═══ Records provided ═══

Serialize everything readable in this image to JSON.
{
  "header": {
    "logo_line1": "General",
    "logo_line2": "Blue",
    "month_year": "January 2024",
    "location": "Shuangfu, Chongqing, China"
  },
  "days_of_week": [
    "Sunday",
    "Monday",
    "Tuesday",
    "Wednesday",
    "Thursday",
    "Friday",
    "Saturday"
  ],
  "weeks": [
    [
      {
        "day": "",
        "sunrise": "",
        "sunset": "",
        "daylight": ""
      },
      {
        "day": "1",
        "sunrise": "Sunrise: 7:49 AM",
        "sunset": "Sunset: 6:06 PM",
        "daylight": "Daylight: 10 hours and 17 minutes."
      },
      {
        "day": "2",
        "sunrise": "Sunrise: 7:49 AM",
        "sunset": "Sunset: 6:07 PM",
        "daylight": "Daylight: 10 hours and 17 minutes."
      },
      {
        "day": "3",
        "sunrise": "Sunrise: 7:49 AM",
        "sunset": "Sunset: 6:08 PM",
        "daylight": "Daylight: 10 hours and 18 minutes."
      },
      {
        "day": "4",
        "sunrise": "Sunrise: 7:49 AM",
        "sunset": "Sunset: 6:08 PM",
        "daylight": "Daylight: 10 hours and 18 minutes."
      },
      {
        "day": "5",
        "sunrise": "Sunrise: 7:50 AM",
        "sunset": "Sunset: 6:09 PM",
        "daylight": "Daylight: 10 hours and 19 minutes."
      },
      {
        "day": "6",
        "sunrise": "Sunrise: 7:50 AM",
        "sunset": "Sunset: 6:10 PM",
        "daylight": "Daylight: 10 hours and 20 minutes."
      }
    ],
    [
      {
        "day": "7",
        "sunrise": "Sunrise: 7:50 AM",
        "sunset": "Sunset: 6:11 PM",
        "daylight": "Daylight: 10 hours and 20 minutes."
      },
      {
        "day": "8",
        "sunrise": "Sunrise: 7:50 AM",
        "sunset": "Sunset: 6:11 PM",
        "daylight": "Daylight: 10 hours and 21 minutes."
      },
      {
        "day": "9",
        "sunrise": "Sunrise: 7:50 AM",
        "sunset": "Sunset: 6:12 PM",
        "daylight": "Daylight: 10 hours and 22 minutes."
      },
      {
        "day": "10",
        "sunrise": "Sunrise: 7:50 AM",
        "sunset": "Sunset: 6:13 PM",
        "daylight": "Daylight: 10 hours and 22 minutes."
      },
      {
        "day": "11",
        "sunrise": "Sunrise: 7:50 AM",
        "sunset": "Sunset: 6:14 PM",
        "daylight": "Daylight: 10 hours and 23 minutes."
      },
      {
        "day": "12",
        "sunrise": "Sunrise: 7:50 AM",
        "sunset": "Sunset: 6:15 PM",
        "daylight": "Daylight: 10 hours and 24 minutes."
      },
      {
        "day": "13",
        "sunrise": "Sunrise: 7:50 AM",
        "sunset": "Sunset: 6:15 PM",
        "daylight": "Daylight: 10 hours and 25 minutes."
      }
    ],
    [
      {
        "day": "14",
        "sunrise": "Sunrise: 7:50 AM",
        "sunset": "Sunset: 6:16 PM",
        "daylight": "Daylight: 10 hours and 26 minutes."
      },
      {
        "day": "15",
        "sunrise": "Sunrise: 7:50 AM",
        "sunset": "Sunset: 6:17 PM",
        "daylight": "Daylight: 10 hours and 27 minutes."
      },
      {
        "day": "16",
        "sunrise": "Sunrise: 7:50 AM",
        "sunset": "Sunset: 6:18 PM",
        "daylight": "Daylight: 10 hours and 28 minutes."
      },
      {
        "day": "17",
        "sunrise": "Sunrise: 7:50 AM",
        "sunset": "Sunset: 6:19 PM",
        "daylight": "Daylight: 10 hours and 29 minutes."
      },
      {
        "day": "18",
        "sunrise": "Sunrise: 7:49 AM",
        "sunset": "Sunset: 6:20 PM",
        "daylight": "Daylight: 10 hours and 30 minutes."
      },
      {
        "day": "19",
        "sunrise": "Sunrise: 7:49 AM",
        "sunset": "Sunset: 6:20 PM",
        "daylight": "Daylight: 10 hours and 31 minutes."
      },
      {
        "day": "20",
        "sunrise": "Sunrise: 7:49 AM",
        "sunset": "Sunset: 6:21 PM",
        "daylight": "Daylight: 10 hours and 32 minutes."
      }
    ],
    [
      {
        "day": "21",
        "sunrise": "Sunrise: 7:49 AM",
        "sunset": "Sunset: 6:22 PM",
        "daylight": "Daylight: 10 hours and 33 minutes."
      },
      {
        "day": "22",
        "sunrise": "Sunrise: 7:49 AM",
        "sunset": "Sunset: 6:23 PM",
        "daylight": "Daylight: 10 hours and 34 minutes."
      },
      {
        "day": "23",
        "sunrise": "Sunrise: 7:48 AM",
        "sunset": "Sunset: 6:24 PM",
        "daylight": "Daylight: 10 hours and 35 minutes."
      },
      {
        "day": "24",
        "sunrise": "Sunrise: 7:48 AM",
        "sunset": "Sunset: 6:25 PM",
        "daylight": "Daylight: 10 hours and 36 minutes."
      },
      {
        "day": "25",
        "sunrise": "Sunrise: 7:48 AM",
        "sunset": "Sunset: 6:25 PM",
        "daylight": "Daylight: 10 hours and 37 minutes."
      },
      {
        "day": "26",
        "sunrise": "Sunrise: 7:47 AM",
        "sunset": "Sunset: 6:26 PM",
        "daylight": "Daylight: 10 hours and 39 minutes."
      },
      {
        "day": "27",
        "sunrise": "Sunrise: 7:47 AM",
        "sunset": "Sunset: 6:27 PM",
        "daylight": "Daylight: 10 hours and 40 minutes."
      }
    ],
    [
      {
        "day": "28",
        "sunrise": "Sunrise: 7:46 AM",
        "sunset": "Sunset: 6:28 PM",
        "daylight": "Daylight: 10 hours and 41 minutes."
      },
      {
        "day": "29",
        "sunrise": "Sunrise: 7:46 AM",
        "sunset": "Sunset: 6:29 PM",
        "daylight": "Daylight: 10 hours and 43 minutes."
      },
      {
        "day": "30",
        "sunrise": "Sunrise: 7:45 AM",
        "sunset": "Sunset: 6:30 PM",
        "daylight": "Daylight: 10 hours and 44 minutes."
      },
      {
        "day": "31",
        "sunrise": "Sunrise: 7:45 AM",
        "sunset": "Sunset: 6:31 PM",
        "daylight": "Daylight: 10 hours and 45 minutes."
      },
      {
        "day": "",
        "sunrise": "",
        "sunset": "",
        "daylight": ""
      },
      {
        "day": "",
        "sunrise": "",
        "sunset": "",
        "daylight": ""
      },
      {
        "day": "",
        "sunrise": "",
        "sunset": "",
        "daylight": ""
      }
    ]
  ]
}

═══

§ **Required task**:
The records above must be repeated exactly, every one of them.

§ **Exercise solution**:
Serialize everything readable in this image to JSON.
{
  "header": {
    "logo_line1": "General",
    "logo_line2": "Blue",
    "month_year": "January 2024",
    "location": "Shuangfu, Chongqing, China"
  },
  "days_of_week": [
    "Sunday",
    "Monday",
    "Tuesday",
    "Wednesday",
    "Thursday",
    "Friday",
    "Saturday"
  ],
  "weeks": [
    [
      {
        "day": "",
        "sunrise": "",
        "sunset": "",
        "daylight": ""
      },
      {
        "day": "1",
        "sunrise": "Sunrise: 7:49 AM",
        "sunset": "Sunset: 6:06 PM",
        "daylight": "Daylight: 10 hours and 17 minutes."
      },
      {
        "day": "2",
        "sunrise": "Sunrise: 7:49 AM",
        "sunset": "Sunset: 6:07 PM",
        "daylight": "Daylight: 10 hours and 17 minutes."
      },
      {
        "day": "3",
        "sunrise": "Sunrise: 7:49 AM",
        "sunset": "Sunset: 6:08 PM",
        "daylight": "Daylight: 10 hours and 18 minutes."
      },
      {
        "day": "4",
        "sunrise": "Sunrise: 7:49 AM",
        "sunset": "Sunset: 6:08 PM",
        "daylight": "Daylight: 10 hours and 18 minutes."
      },
      {
        "day": "5",
        "sunrise": "Sunrise: 7:50 AM",
        "sunset": "Sunset: 6:09 PM",
        "daylight": "Daylight: 10 hours and 19 minutes."
      },
      {
        "day": "6",
        "sunrise": "Sunrise: 7:50 AM",
        "sunset": "Sunset: 6:10 PM",
        "daylight": "Daylight: 10 hours and 20 minutes."
      }
    ],
    [
      {
        "day": "7",
        "sunrise": "Sunrise: 7:50 AM",
        "sunset": "Sunset: 6:11 PM",
        "daylight": "Daylight: 10 hours and 20 minutes."
      },
      {
        "day": "8",
        "sunrise": "Sunrise: 7:50 AM",
        "sunset": "Sunset: 6:11 PM",
        "daylight": "Daylight: 10 hours and 21 minutes."
      },
      {
        "day": "9",
        "sunrise": "Sunrise: 7:50 AM",
        "sunset": "Sunset: 6:12 PM",
        "daylight": "Daylight: 10 hours and 22 minutes."
      },
      {
        "day": "10",
        "sunrise": "Sunrise: 7:50 AM",
        "sunset": "Sunset: 6:13 PM",
        "daylight": "Daylight: 10 hours and 22 minutes."
      },
      {
        "day": "11",
        "sunrise": "Sunrise: 7:50 AM",
        "sunset": "Sunset: 6:14 PM",
        "daylight": "Daylight: 10 hours and 23 minutes."
      },
      {
        "day": "12",
        "sunrise": "Sunrise: 7:50 AM",
        "sunset": "Sunset: 6:15 PM",
        "daylight": "Daylight: 10 hours and 24 minutes."
      },
      {
        "day": "13",
        "sunrise": "Sunrise: 7:50 AM",
        "sunset": "Sunset: 6:15 PM",
        "daylight": "Daylight: 10 hours and 25 minutes."
      }
    ],
    [
      {
        "day": "14",
        "sunrise": "Sunrise: 7:50 AM",
        "sunset": "Sunset: 6:16 PM",
        "daylight": "Daylight: 10 hours and 26 minutes."
      },
      {
        "day": "15",
        "sunrise": "Sunrise: 7:50 AM",
        "sunset": "Sunset: 6:17 PM",
        "daylight": "Daylight: 10 hours and 27 minutes."
      },
      {
        "day": "16",
        "sunrise": "Sunrise: 7:50 AM",
        "sunset": "Sunset: 6:18 PM",
        "daylight": "Daylight: 10 hours and 28 minutes."
      },
      {
        "day": "17",
        "sunrise": "Sunrise: 7:50 AM",
        "sunset": "Sunset: 6:19 PM",
        "daylight": "Daylight: 10 hours and 29 minutes."
      },
      {
        "day": "18",
        "sunrise": "Sunrise: 7:49 AM",
        "sunset": "Sunset: 6:20 PM",
        "daylight": "Daylight: 10 hours and 30 minutes."
      },
      {
        "day": "19",
        "sunrise": "Sunrise: 7:49 AM",
        "sunset": "Sunset: 6:20 PM",
        "daylight": "Daylight: 10 hours and 31 minutes."
      },
      {
        "day": "20",
        "sunrise": "Sunrise: 7:49 AM",
        "sunset": "Sunset: 6:21 PM",
        "daylight": "Daylight: 10 hours and 32 minutes."
      }
    ],
    [
      {
        "day": "21",
        "sunrise": "Sunrise: 7:49 AM",
        "sunset": "Sunset: 6:22 PM",
        "daylight": "Daylight: 10 hours and 33 minutes."
      },
      {
        "day": "22",
        "sunrise": "Sunrise: 7:49 AM",
        "sunset": "Sunset: 6:23 PM",
        "daylight": "Daylight: 10 hours and 34 minutes."
      },
      {
        "day": "23",
        "sunrise": "Sunrise: 7:48 AM",
        "sunset": "Sunset: 6:24 PM",
        "daylight": "Daylight: 10 hours and 35 minutes."
      },
      {
        "day": "24",
        "sunrise": "Sunrise: 7:48 AM",
        "sunset": "Sunset: 6:25 PM",
        "daylight": "Daylight: 10 hours and 36 minutes."
      },
      {
        "day": "25",
        "sunrise": "Sunrise: 7:48 AM",
        "sunset": "Sunset: 6:25 PM",
        "daylight": "Daylight: 10 hours and 37 minutes."
      },
      {
        "day": "26",
        "sunrise": "Sunrise: 7:47 AM",
        "sunset": "Sunset: 6:26 PM",
        "daylight": "Daylight: 10 hours and 39 minutes."
      },
      {
        "day": "27",
        "sunrise": "Sunrise: 7:47 AM",
        "sunset": "Sunset: 6:27 PM",
        "daylight": "Daylight: 10 hours and 40 minutes."
      }
    ],
    [
      {
        "day": "28",
        "sunrise": "Sunrise: 7:46 AM",
        "sunset": "Sunset: 6:28 PM",
        "daylight": "Daylight: 10 hours and 41 minutes."
      },
      {
        "day": "29",
        "sunrise": "Sunrise: 7:46 AM",
        "sunset": "Sunset: 6:29 PM",
        "daylight": "Daylight: 10 hours and 43 minutes."
      },
      {
        "day": "30",
        "sunrise": "Sunrise: 7:45 AM",
        "sunset": "Sunset: 6:30 PM",
        "daylight": "Daylight: 10 hours and 44 minutes."
      },
      {
        "day": "31",
        "sunrise": "Sunrise: 7:45 AM",
        "sunset": "Sunset: 6:31 PM",
        "daylight": "Daylight: 10 hours and 45 minutes."
      },
      {
        "day": "",
        "sunrise": "",
        "sunset": "",
        "daylight": ""
      },
      {
        "day": "",
        "sunrise": "",
        "sunset": "",
        "daylight": ""
      },
      {
        "day": "",
        "sunrise": "",
        "sunset": "",
        "daylight": ""
      }
    ]
  ]
}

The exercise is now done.